◆ **Entries provided**
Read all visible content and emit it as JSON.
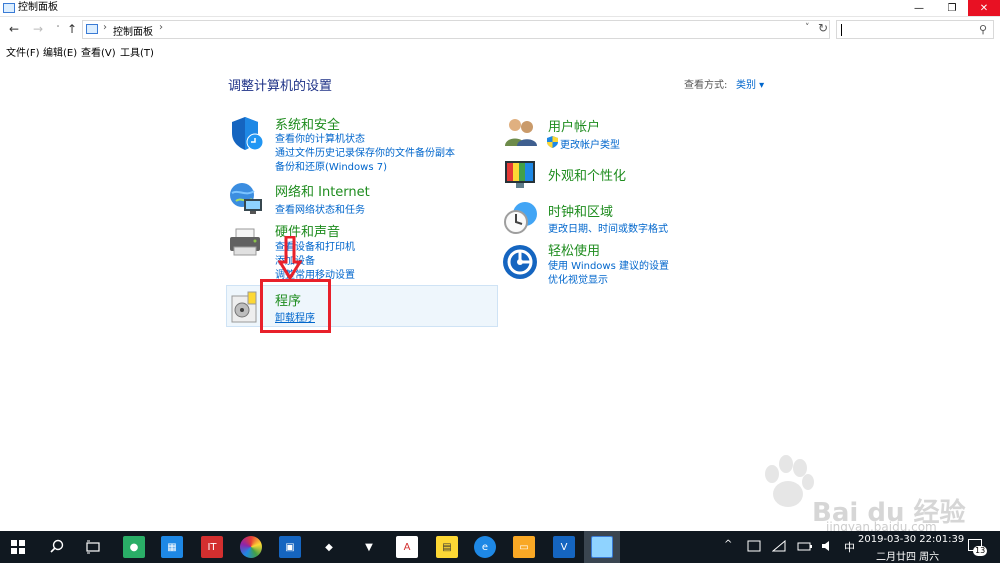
{
  "window": {
    "title": "控制面板",
    "minimize": "—",
    "maximize": "❐",
    "close": "✕"
  },
  "address": {
    "back": "←",
    "forward": "→",
    "recent": "˅",
    "up": "↑",
    "sep": "›",
    "crumb": "控制面板",
    "dropdown": "˅",
    "refresh": "↻",
    "search_placeholder": "",
    "search_icon": "⚲"
  },
  "menu": {
    "file": "文件(F)",
    "edit": "编辑(E)",
    "view": "查看(V)",
    "tools": "工具(T)"
  },
  "content": {
    "heading": "调整计算机的设置",
    "view_by_label": "查看方式:",
    "view_by_value": "类别 ▾",
    "left": [
      {
        "title": "系统和安全",
        "links": [
          "查看你的计算机状态",
          "通过文件历史记录保存你的文件备份副本",
          "备份和还原(Windows 7)"
        ]
      },
      {
        "title": "网络和 Internet",
        "links": [
          "查看网络状态和任务"
        ]
      },
      {
        "title": "硬件和声音",
        "links": [
          "查看设备和打印机",
          "添加设备",
          "调整常用移动设置"
        ]
      },
      {
        "title": "程序",
        "links": [
          "卸载程序"
        ]
      }
    ],
    "right": [
      {
        "title": "用户帐户",
        "links": [
          "更改帐户类型"
        ]
      },
      {
        "title": "外观和个性化",
        "links": []
      },
      {
        "title": "时钟和区域",
        "links": [
          "更改日期、时间或数字格式"
        ]
      },
      {
        "title": "轻松使用",
        "links": [
          "使用 Windows 建议的设置",
          "优化视觉显示"
        ]
      }
    ]
  },
  "watermark": {
    "text": "Bai du 经验",
    "url": "jingyan.baidu.com"
  },
  "taskbar": {
    "tray_chevron": "^",
    "ime": "中",
    "time": "2019-03-30  22:01:39",
    "date": "二月廿四 周六",
    "notifications": "13"
  },
  "colors": {
    "accent": "#0066cc",
    "category_green": "#1e8c1e",
    "heading_blue": "#1e3287",
    "highlight_red": "#e8202a",
    "taskbar": "#101820"
  }
}
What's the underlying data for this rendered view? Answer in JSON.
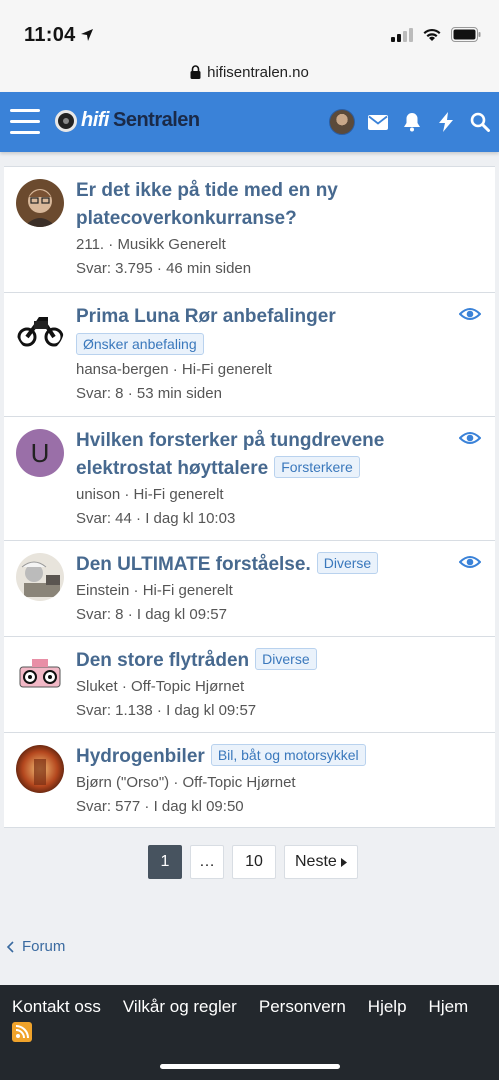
{
  "status_bar": {
    "time": "11:04"
  },
  "url_bar": {
    "domain": "hifisentralen.no"
  },
  "navbar": {
    "logo_part1": "hifi",
    "logo_part2": "Sentralen",
    "brand_color": "#3a82d8"
  },
  "threads": [
    {
      "title": "Er det ikke på tide med en ny platecoverkonkurranse?",
      "prefix": "",
      "author": "211.",
      "forum": "Musikk Generelt",
      "replies": "Svar: 3.795",
      "time": "46 min siden",
      "watched": false
    },
    {
      "title": "Prima Luna Rør anbefalinger",
      "prefix": "Ønsker anbefaling",
      "author": "hansa-bergen",
      "forum": "Hi-Fi generelt",
      "replies": "Svar: 8",
      "time": "53 min siden",
      "watched": true
    },
    {
      "title": "Hvilken forsterker på tungdrevene elektrostat høyttalere",
      "prefix": "Forsterkere",
      "author": "unison",
      "forum": "Hi-Fi generelt",
      "replies": "Svar: 44",
      "time": "I dag kl 10:03",
      "watched": true,
      "avatar_letter": "U"
    },
    {
      "title": "Den ULTIMATE forståelse.",
      "prefix": "Diverse",
      "author": "Einstein",
      "forum": "Hi-Fi generelt",
      "replies": "Svar: 8",
      "time": "I dag kl 09:57",
      "watched": true
    },
    {
      "title": "Den store flytråden",
      "prefix": "Diverse",
      "author": "Sluket",
      "forum": "Off-Topic Hjørnet",
      "replies": "Svar: 1.138",
      "time": "I dag kl 09:57",
      "watched": false
    },
    {
      "title": "Hydrogenbiler",
      "prefix": "Bil, båt og motorsykkel",
      "author": "Bjørn (\"Orso\")",
      "forum": "Off-Topic Hjørnet",
      "replies": "Svar: 577",
      "time": "I dag kl 09:50",
      "watched": false
    }
  ],
  "pagination": {
    "current": "1",
    "ellipsis": "…",
    "last": "10",
    "next": "Neste"
  },
  "breadcrumb": {
    "label": "Forum"
  },
  "footer": {
    "links": [
      "Kontakt oss",
      "Vilkår og regler",
      "Personvern",
      "Hjelp",
      "Hjem"
    ]
  }
}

◆ **Goal**
Only what runs from the line containing "What's the underlying" through the end of the entries above should be extracted, exactly and without pictures.

◆ **In response**
What's the underlying data for this rendered view? Answer in JSON.
{
  "status_bar": {
    "time": "11:04"
  },
  "url_bar": {
    "domain": "hifisentralen.no"
  },
  "navbar": {
    "logo_part1": "hifi",
    "logo_part2": "Sentralen",
    "brand_color": "#3a82d8"
  },
  "threads": [
    {
      "title": "Er det ikke på tide med en ny platecoverkonkurranse?",
      "prefix": "",
      "author": "211.",
      "forum": "Musikk Generelt",
      "replies": "Svar: 3.795",
      "time": "46 min siden",
      "watched": false
    },
    {
      "title": "Prima Luna Rør anbefalinger",
      "prefix": "Ønsker anbefaling",
      "author": "hansa-bergen",
      "forum": "Hi-Fi generelt",
      "replies": "Svar: 8",
      "time": "53 min siden",
      "watched": true
    },
    {
      "title": "Hvilken forsterker på tungdrevene elektrostat høyttalere",
      "prefix": "Forsterkere",
      "author": "unison",
      "forum": "Hi-Fi generelt",
      "replies": "Svar: 44",
      "time": "I dag kl 10:03",
      "watched": true,
      "avatar_letter": "U"
    },
    {
      "title": "Den ULTIMATE forståelse.",
      "prefix": "Diverse",
      "author": "Einstein",
      "forum": "Hi-Fi generelt",
      "replies": "Svar: 8",
      "time": "I dag kl 09:57",
      "watched": true
    },
    {
      "title": "Den store flytråden",
      "prefix": "Diverse",
      "author": "Sluket",
      "forum": "Off-Topic Hjørnet",
      "replies": "Svar: 1.138",
      "time": "I dag kl 09:57",
      "watched": false
    },
    {
      "title": "Hydrogenbiler",
      "prefix": "Bil, båt og motorsykkel",
      "author": "Bjørn (\"Orso\")",
      "forum": "Off-Topic Hjørnet",
      "replies": "Svar: 577",
      "time": "I dag kl 09:50",
      "watched": false
    }
  ],
  "pagination": {
    "current": "1",
    "ellipsis": "…",
    "last": "10",
    "next": "Neste"
  },
  "breadcrumb": {
    "label": "Forum"
  },
  "footer": {
    "links": [
      "Kontakt oss",
      "Vilkår og regler",
      "Personvern",
      "Hjelp",
      "Hjem"
    ]
  }
}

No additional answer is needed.